> _RECORDS TO PROCESS_:

-- Begin --

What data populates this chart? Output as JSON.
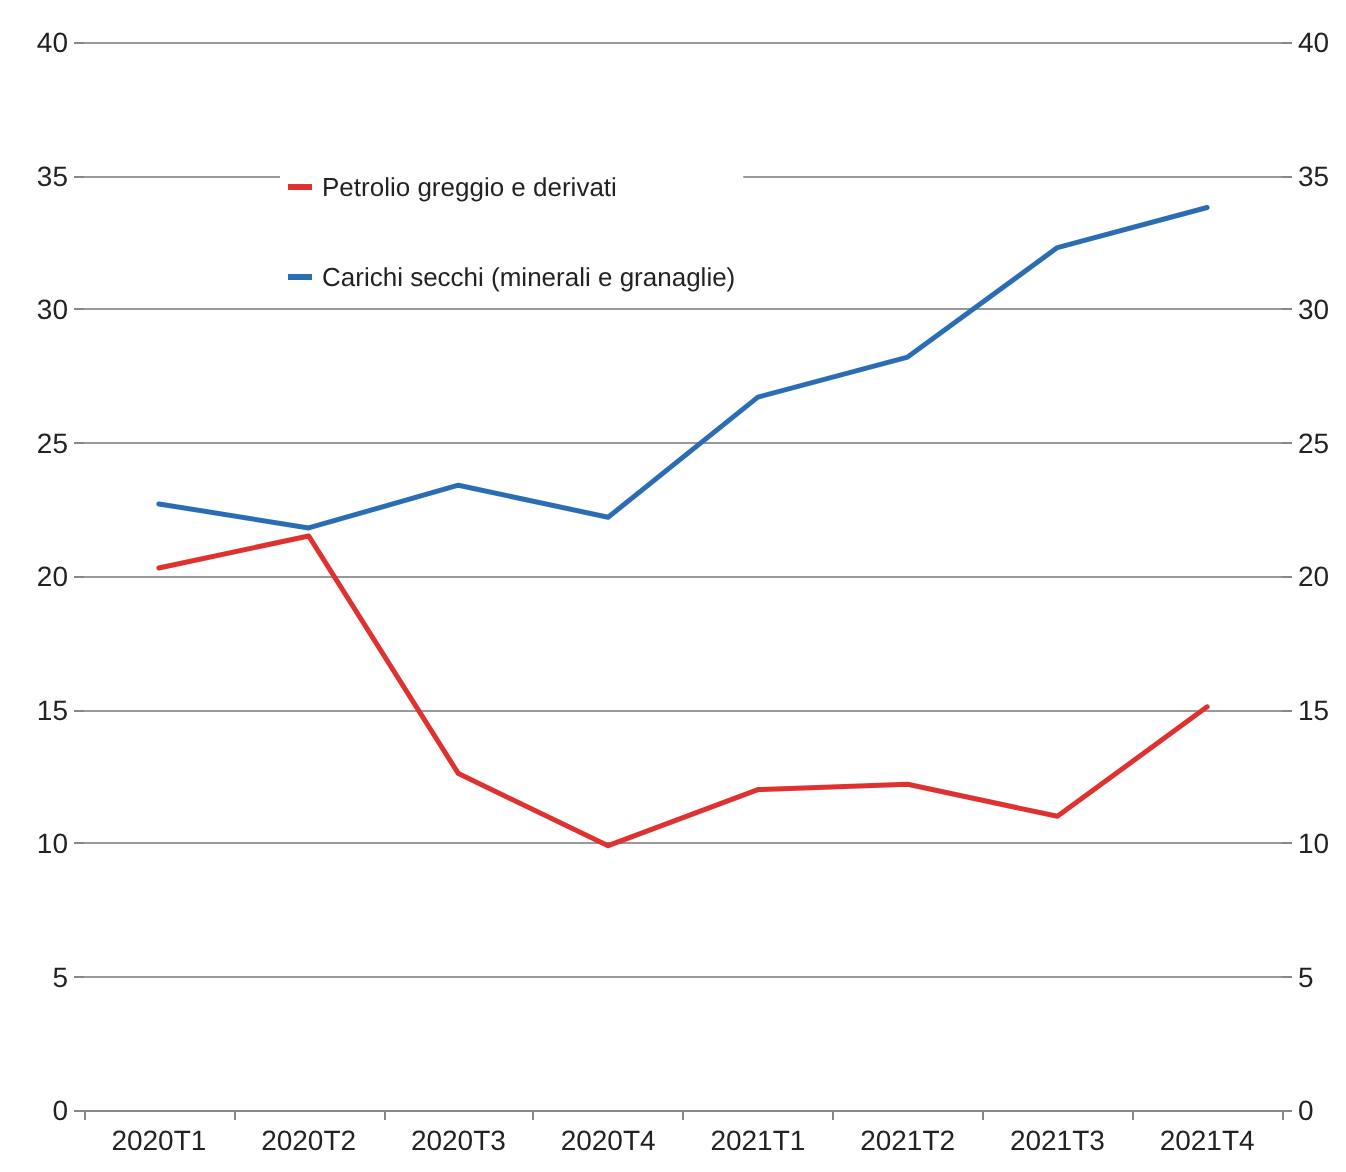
{
  "chart_data": {
    "type": "line",
    "categories": [
      "2020T1",
      "2020T2",
      "2020T3",
      "2020T4",
      "2021T1",
      "2021T2",
      "2021T3",
      "2021T4"
    ],
    "series": [
      {
        "name": "Petrolio greggio e derivati",
        "color": "#e03131",
        "values": [
          20.3,
          21.5,
          12.6,
          9.9,
          12.0,
          12.2,
          11.0,
          15.1
        ]
      },
      {
        "name": "Carichi secchi (minerali e granaglie)",
        "color": "#2a6db5",
        "values": [
          22.7,
          21.8,
          23.4,
          22.2,
          26.7,
          28.2,
          32.3,
          33.8
        ]
      }
    ],
    "ylim": [
      0,
      40
    ],
    "yticks": [
      0,
      5,
      10,
      15,
      20,
      25,
      30,
      35,
      40
    ],
    "y2lim": [
      0,
      40
    ],
    "y2ticks": [
      0,
      5,
      10,
      15,
      20,
      25,
      30,
      35,
      40
    ],
    "grid": "y",
    "legend": "top left",
    "marker": "none",
    "line_style": "solid"
  }
}
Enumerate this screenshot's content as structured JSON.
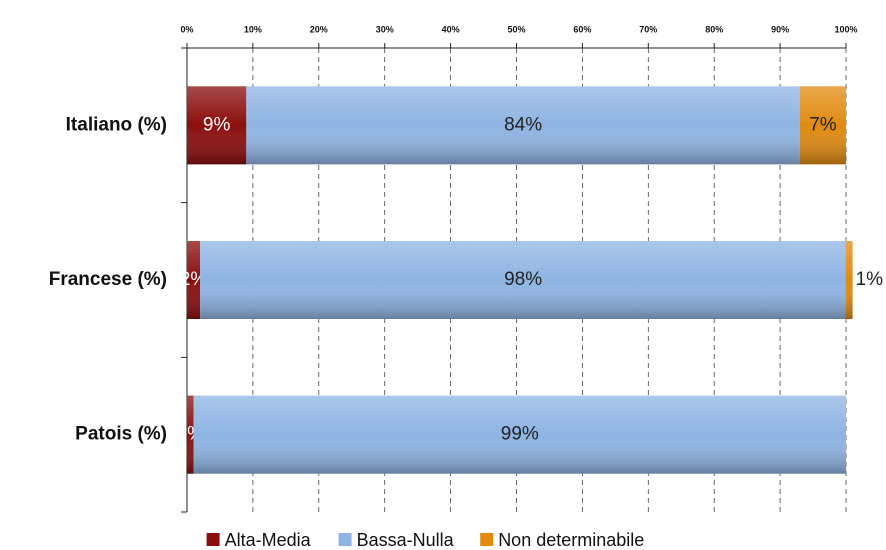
{
  "chart_data": {
    "type": "stacked_barh",
    "categories": [
      "Italiano (%)",
      "Francese (%)",
      "Patois (%)"
    ],
    "series": [
      {
        "name": "Alta-Media",
        "color": "#8b0e0e",
        "values": [
          9,
          2,
          1
        ],
        "value_labels": [
          "9%",
          "2%",
          "1%"
        ]
      },
      {
        "name": "Bassa-Nulla",
        "color": "#8fb4e3",
        "values": [
          84,
          98,
          99
        ],
        "value_labels": [
          "84%",
          "98%",
          "99%"
        ]
      },
      {
        "name": "Non determinabile",
        "color": "#e08a10",
        "values": [
          7,
          1,
          0
        ],
        "value_labels": [
          "7%",
          "1%",
          null
        ]
      }
    ],
    "xlim": [
      0,
      100
    ],
    "xticks": [
      {
        "value": 0,
        "label": "0%"
      },
      {
        "value": 10,
        "label": "10%"
      },
      {
        "value": 20,
        "label": "20%"
      },
      {
        "value": 30,
        "label": "30%"
      },
      {
        "value": 40,
        "label": "40%"
      },
      {
        "value": 50,
        "label": "50%"
      },
      {
        "value": 60,
        "label": "60%"
      },
      {
        "value": 70,
        "label": "70%"
      },
      {
        "value": 80,
        "label": "80%"
      },
      {
        "value": 90,
        "label": "90%"
      },
      {
        "value": 100,
        "label": "100%"
      }
    ],
    "grid": true,
    "legend": "bottom"
  }
}
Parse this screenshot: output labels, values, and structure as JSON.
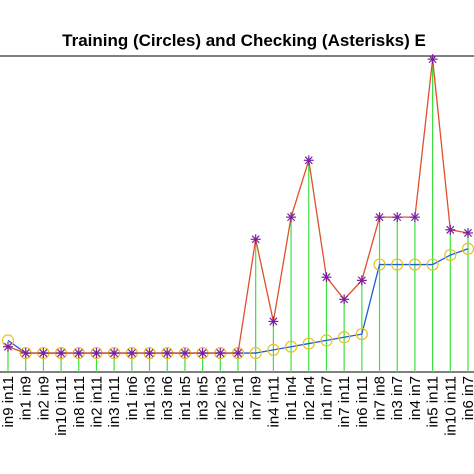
{
  "chart_data": {
    "type": "line",
    "title": "Training (Circles) and Checking (Asterisks) E",
    "categories": [
      "in9 in11",
      "in1 in9",
      "in2 in9",
      "in10 in11",
      "in8 in11",
      "in2 in11",
      "in3 in11",
      "in1 in6",
      "in1 in3",
      "in3 in6",
      "in1 in5",
      "in3 in5",
      "in2 in3",
      "in2 in1",
      "in7 in9",
      "in4 in11",
      "in1 in4",
      "in2 in4",
      "in1 in7",
      "in7 in11",
      "in6 in11",
      "in7 in8",
      "in3 in7",
      "in4 in7",
      "in5 in11",
      "in10 in11",
      "in6 in7"
    ],
    "series": [
      {
        "name": "Training",
        "color": "#1f5fd0",
        "marker_color": "#e8c020",
        "values": [
          0.1,
          0.06,
          0.06,
          0.06,
          0.06,
          0.06,
          0.06,
          0.06,
          0.06,
          0.06,
          0.06,
          0.06,
          0.06,
          0.06,
          0.06,
          0.07,
          0.08,
          0.09,
          0.1,
          0.11,
          0.12,
          0.34,
          0.34,
          0.34,
          0.34,
          0.37,
          0.39
        ]
      },
      {
        "name": "Checking",
        "color": "#e0502a",
        "marker_color": "#7a1fa0",
        "values": [
          0.08,
          0.06,
          0.06,
          0.06,
          0.06,
          0.06,
          0.06,
          0.06,
          0.06,
          0.06,
          0.06,
          0.06,
          0.06,
          0.06,
          0.42,
          0.16,
          0.49,
          0.67,
          0.3,
          0.23,
          0.29,
          0.49,
          0.49,
          0.49,
          0.99,
          0.45,
          0.44
        ]
      }
    ],
    "stem_color": "#3ee03e",
    "ylim": [
      0,
      1
    ]
  }
}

-- End --

> _EXERCISE_: Without the pictures, restate all of the entries above verbatim.

> _WORKED SOLUTION_:
What data populates this chart? Output as JSON.
{
  "chart_data": {
    "type": "line",
    "categories": [
      "2020T1",
      "2020T2",
      "2020T3",
      "2020T4",
      "2021T1",
      "2021T2",
      "2021T3",
      "2021T4"
    ],
    "series": [
      {
        "name": "Petrolio greggio e derivati",
        "color": "#e03131",
        "values": [
          20.3,
          21.5,
          12.6,
          9.9,
          12.0,
          12.2,
          11.0,
          15.1
        ]
      },
      {
        "name": "Carichi secchi (minerali e granaglie)",
        "color": "#2a6db5",
        "values": [
          22.7,
          21.8,
          23.4,
          22.2,
          26.7,
          28.2,
          32.3,
          33.8
        ]
      }
    ],
    "ylim": [
      0,
      40
    ],
    "yticks": [
      0,
      5,
      10,
      15,
      20,
      25,
      30,
      35,
      40
    ],
    "y2lim": [
      0,
      40
    ],
    "y2ticks": [
      0,
      5,
      10,
      15,
      20,
      25,
      30,
      35,
      40
    ],
    "grid": "y",
    "legend": "top left",
    "marker": "none",
    "line_style": "solid"
  }
}
Enumerate this screenshot's content as structured JSON.
{
  "chart_data": {
    "type": "stacked_barh",
    "categories": [
      "Italiano (%)",
      "Francese (%)",
      "Patois (%)"
    ],
    "series": [
      {
        "name": "Alta-Media",
        "color": "#8b0e0e",
        "values": [
          9,
          2,
          1
        ],
        "value_labels": [
          "9%",
          "2%",
          "1%"
        ]
      },
      {
        "name": "Bassa-Nulla",
        "color": "#8fb4e3",
        "values": [
          84,
          98,
          99
        ],
        "value_labels": [
          "84%",
          "98%",
          "99%"
        ]
      },
      {
        "name": "Non determinabile",
        "color": "#e08a10",
        "values": [
          7,
          1,
          0
        ],
        "value_labels": [
          "7%",
          "1%",
          null
        ]
      }
    ],
    "xlim": [
      0,
      100
    ],
    "xticks": [
      {
        "value": 0,
        "label": "0%"
      },
      {
        "value": 10,
        "label": "10%"
      },
      {
        "value": 20,
        "label": "20%"
      },
      {
        "value": 30,
        "label": "30%"
      },
      {
        "value": 40,
        "label": "40%"
      },
      {
        "value": 50,
        "label": "50%"
      },
      {
        "value": 60,
        "label": "60%"
      },
      {
        "value": 70,
        "label": "70%"
      },
      {
        "value": 80,
        "label": "80%"
      },
      {
        "value": 90,
        "label": "90%"
      },
      {
        "value": 100,
        "label": "100%"
      }
    ],
    "grid": true,
    "legend": "bottom"
  }
}
Parse this screenshot: output labels, values, and structure as JSON.
{
  "chart_data": {
    "type": "line",
    "title": "Training (Circles) and Checking (Asterisks) E",
    "categories": [
      "in9 in11",
      "in1 in9",
      "in2 in9",
      "in10 in11",
      "in8 in11",
      "in2 in11",
      "in3 in11",
      "in1 in6",
      "in1 in3",
      "in3 in6",
      "in1 in5",
      "in3 in5",
      "in2 in3",
      "in2 in1",
      "in7 in9",
      "in4 in11",
      "in1 in4",
      "in2 in4",
      "in1 in7",
      "in7 in11",
      "in6 in11",
      "in7 in8",
      "in3 in7",
      "in4 in7",
      "in5 in11",
      "in10 in11",
      "in6 in7"
    ],
    "series": [
      {
        "name": "Training",
        "color": "#1f5fd0",
        "marker_color": "#e8c020",
        "values": [
          0.1,
          0.06,
          0.06,
          0.06,
          0.06,
          0.06,
          0.06,
          0.06,
          0.06,
          0.06,
          0.06,
          0.06,
          0.06,
          0.06,
          0.06,
          0.07,
          0.08,
          0.09,
          0.1,
          0.11,
          0.12,
          0.34,
          0.34,
          0.34,
          0.34,
          0.37,
          0.39
        ]
      },
      {
        "name": "Checking",
        "color": "#e0502a",
        "marker_color": "#7a1fa0",
        "values": [
          0.08,
          0.06,
          0.06,
          0.06,
          0.06,
          0.06,
          0.06,
          0.06,
          0.06,
          0.06,
          0.06,
          0.06,
          0.06,
          0.06,
          0.42,
          0.16,
          0.49,
          0.67,
          0.3,
          0.23,
          0.29,
          0.49,
          0.49,
          0.49,
          0.99,
          0.45,
          0.44
        ]
      }
    ],
    "stem_color": "#3ee03e",
    "ylim": [
      0,
      1
    ]
  }
}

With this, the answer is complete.